--- START ---
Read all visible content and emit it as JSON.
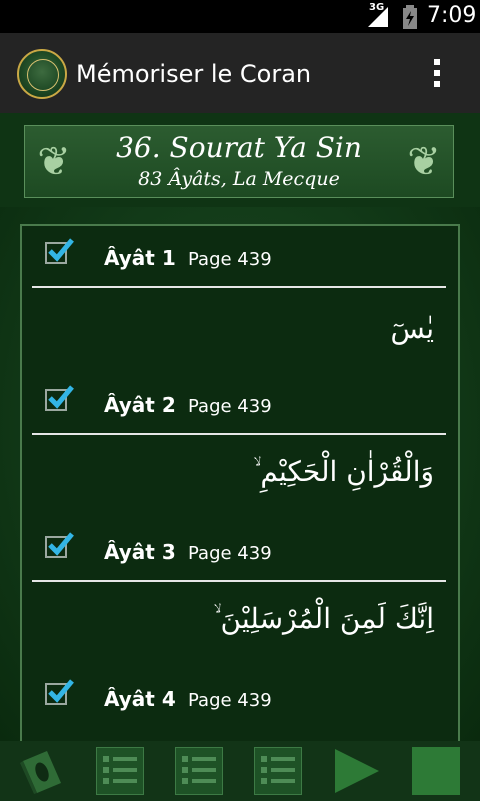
{
  "status_bar": {
    "network": "3G",
    "time": "7:09"
  },
  "app": {
    "title": "Mémoriser le Coran"
  },
  "surah": {
    "title": "36. Sourat Ya Sin",
    "subtitle": "83 Âyâts, La Mecque"
  },
  "ayahs": [
    {
      "label": "Âyât 1",
      "page": "Page 439",
      "arabic": "يٰسٓ",
      "checked": true
    },
    {
      "label": "Âyât 2",
      "page": "Page 439",
      "arabic": "وَالْقُرْاٰنِ الْحَكِيْمِ ۙ",
      "checked": true
    },
    {
      "label": "Âyât 3",
      "page": "Page 439",
      "arabic": "اِنَّكَ لَمِنَ الْمُرْسَلِيْنَ ۙ",
      "checked": true
    },
    {
      "label": "Âyât 4",
      "page": "Page 439",
      "arabic": "",
      "checked": true
    }
  ],
  "colors": {
    "accent_check": "#33b5e5",
    "background_green": "#123a18",
    "action_bar": "#242424"
  },
  "bottom_toolbar": [
    "quran-book-icon",
    "list-icon",
    "list-icon",
    "list-icon",
    "play-icon",
    "stop-icon"
  ]
}
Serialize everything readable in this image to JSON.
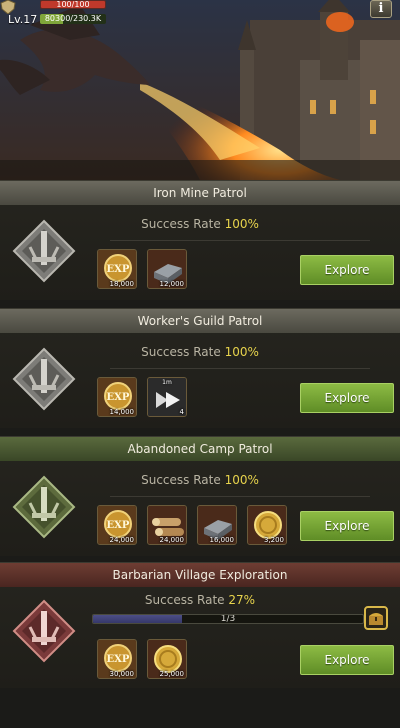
{
  "hud": {
    "hp_text": "100/100",
    "hp_fraction": 1.0,
    "level": "Lv.17",
    "xp_text": "80300/230.3K",
    "xp_fraction": 0.35,
    "info_label": "i"
  },
  "patrols": [
    {
      "title": "Iron Mine Patrol",
      "rate_label": "Success Rate",
      "rate_value": "100%",
      "theme": "grey",
      "rewards": [
        {
          "icon": "exp-icon",
          "tag": "EXP",
          "count": "18,000"
        },
        {
          "icon": "iron-icon",
          "tag": "",
          "count": "12,000"
        }
      ],
      "button": "Explore"
    },
    {
      "title": "Worker's Guild Patrol",
      "rate_label": "Success Rate",
      "rate_value": "100%",
      "theme": "grey",
      "rewards": [
        {
          "icon": "exp-icon",
          "tag": "EXP",
          "count": "14,000"
        },
        {
          "icon": "speedup-icon",
          "tag": "1m",
          "count": "4"
        }
      ],
      "button": "Explore"
    },
    {
      "title": "Abandoned Camp Patrol",
      "rate_label": "Success Rate",
      "rate_value": "100%",
      "theme": "green",
      "rewards": [
        {
          "icon": "exp-icon",
          "tag": "EXP",
          "count": "24,000"
        },
        {
          "icon": "wood-icon",
          "tag": "",
          "count": "24,000"
        },
        {
          "icon": "iron-icon",
          "tag": "",
          "count": "16,000"
        },
        {
          "icon": "gold-coin-icon",
          "tag": "",
          "count": "3,200"
        }
      ],
      "button": "Explore"
    },
    {
      "title": "Barbarian Village Exploration",
      "rate_label": "Success Rate",
      "rate_value": "27%",
      "theme": "red",
      "progress_text": "1/3",
      "progress_fraction": 0.33,
      "rewards": [
        {
          "icon": "exp-icon",
          "tag": "EXP",
          "count": "30,000"
        },
        {
          "icon": "gold-coin-icon",
          "tag": "",
          "count": "25,000"
        }
      ],
      "button": "Explore"
    }
  ],
  "colors": {
    "accent_green": "#7fb23a",
    "rate_yellow": "#e7d34c",
    "header_grey": "#5e5c52",
    "header_green": "#4a5a32",
    "header_red": "#5e322a"
  }
}
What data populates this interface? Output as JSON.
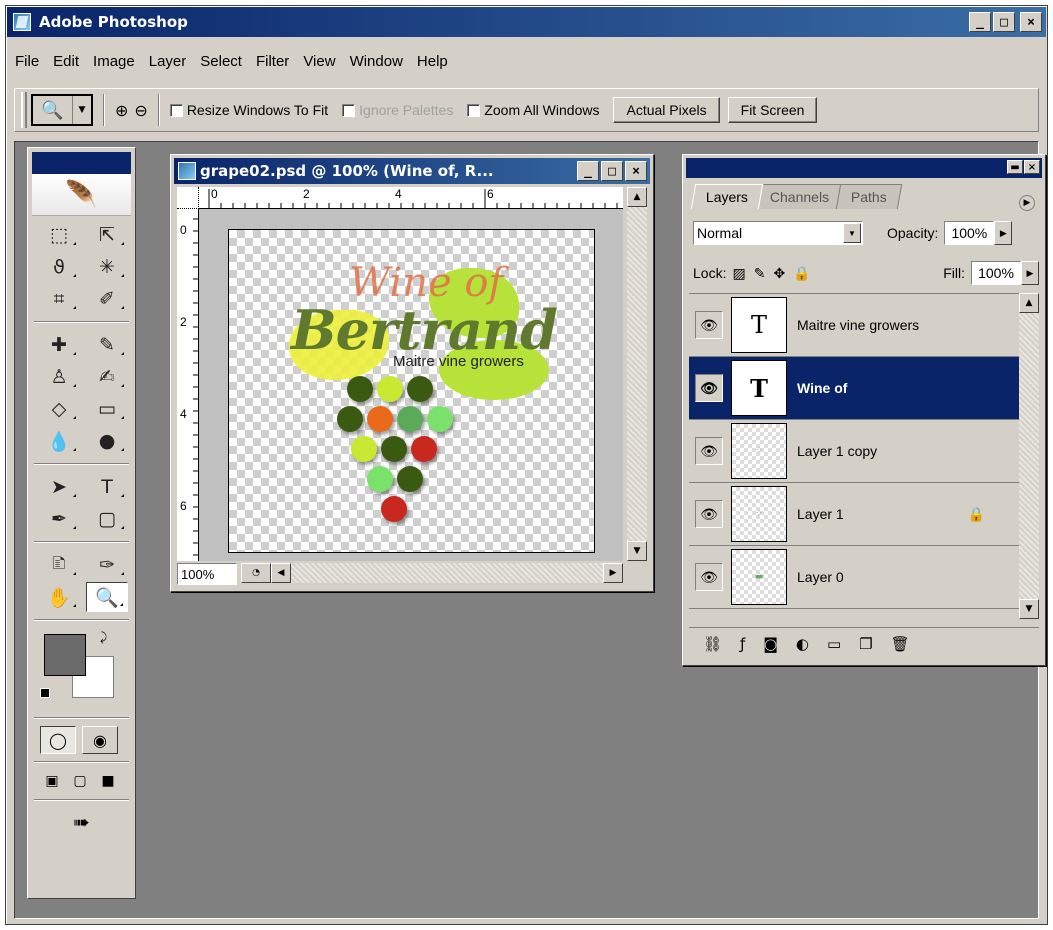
--- END ---
Transcribe the whole listing exactly. Pictures stay out of your copy.

» **Finished task**:
Read all visible content and emit it as JSON.
{
  "status_bar": {
    "network": "3G",
    "time": "7:09"
  },
  "app": {
    "title": "Mémoriser le Coran"
  },
  "surah": {
    "title": "36. Sourat Ya Sin",
    "subtitle": "83 Âyâts, La Mecque"
  },
  "ayahs": [
    {
      "label": "Âyât 1",
      "page": "Page 439",
      "arabic": "يٰسٓ",
      "checked": true
    },
    {
      "label": "Âyât 2",
      "page": "Page 439",
      "arabic": "وَالْقُرْاٰنِ الْحَكِيْمِ ۙ",
      "checked": true
    },
    {
      "label": "Âyât 3",
      "page": "Page 439",
      "arabic": "اِنَّكَ لَمِنَ الْمُرْسَلِيْنَ ۙ",
      "checked": true
    },
    {
      "label": "Âyât 4",
      "page": "Page 439",
      "arabic": "",
      "checked": true
    }
  ],
  "colors": {
    "accent_check": "#33b5e5",
    "background_green": "#123a18",
    "action_bar": "#242424"
  },
  "bottom_toolbar": [
    "quran-book-icon",
    "list-icon",
    "list-icon",
    "list-icon",
    "play-icon",
    "stop-icon"
  ]
}
Serialize everything readable in this image to JSON.
{
  "hud": {
    "hp_text": "100/100",
    "hp_fraction": 1.0,
    "level": "Lv.17",
    "xp_text": "80300/230.3K",
    "xp_fraction": 0.35,
    "info_label": "i"
  },
  "patrols": [
    {
      "title": "Iron Mine Patrol",
      "rate_label": "Success Rate",
      "rate_value": "100%",
      "theme": "grey",
      "rewards": [
        {
          "icon": "exp-icon",
          "tag": "EXP",
          "count": "18,000"
        },
        {
          "icon": "iron-icon",
          "tag": "",
          "count": "12,000"
        }
      ],
      "button": "Explore"
    },
    {
      "title": "Worker's Guild Patrol",
      "rate_label": "Success Rate",
      "rate_value": "100%",
      "theme": "grey",
      "rewards": [
        {
          "icon": "exp-icon",
          "tag": "EXP",
          "count": "14,000"
        },
        {
          "icon": "speedup-icon",
          "tag": "1m",
          "count": "4"
        }
      ],
      "button": "Explore"
    },
    {
      "title": "Abandoned Camp Patrol",
      "rate_label": "Success Rate",
      "rate_value": "100%",
      "theme": "green",
      "rewards": [
        {
          "icon": "exp-icon",
          "tag": "EXP",
          "count": "24,000"
        },
        {
          "icon": "wood-icon",
          "tag": "",
          "count": "24,000"
        },
        {
          "icon": "iron-icon",
          "tag": "",
          "count": "16,000"
        },
        {
          "icon": "gold-coin-icon",
          "tag": "",
          "count": "3,200"
        }
      ],
      "button": "Explore"
    },
    {
      "title": "Barbarian Village Exploration",
      "rate_label": "Success Rate",
      "rate_value": "27%",
      "theme": "red",
      "progress_text": "1/3",
      "progress_fraction": 0.33,
      "rewards": [
        {
          "icon": "exp-icon",
          "tag": "EXP",
          "count": "30,000"
        },
        {
          "icon": "gold-coin-icon",
          "tag": "",
          "count": "25,000"
        }
      ],
      "button": "Explore"
    }
  ],
  "colors": {
    "accent_green": "#7fb23a",
    "rate_yellow": "#e7d34c",
    "header_grey": "#5e5c52",
    "header_green": "#4a5a32",
    "header_red": "#5e322a"
  }
}
What data populates this interface? Output as JSON.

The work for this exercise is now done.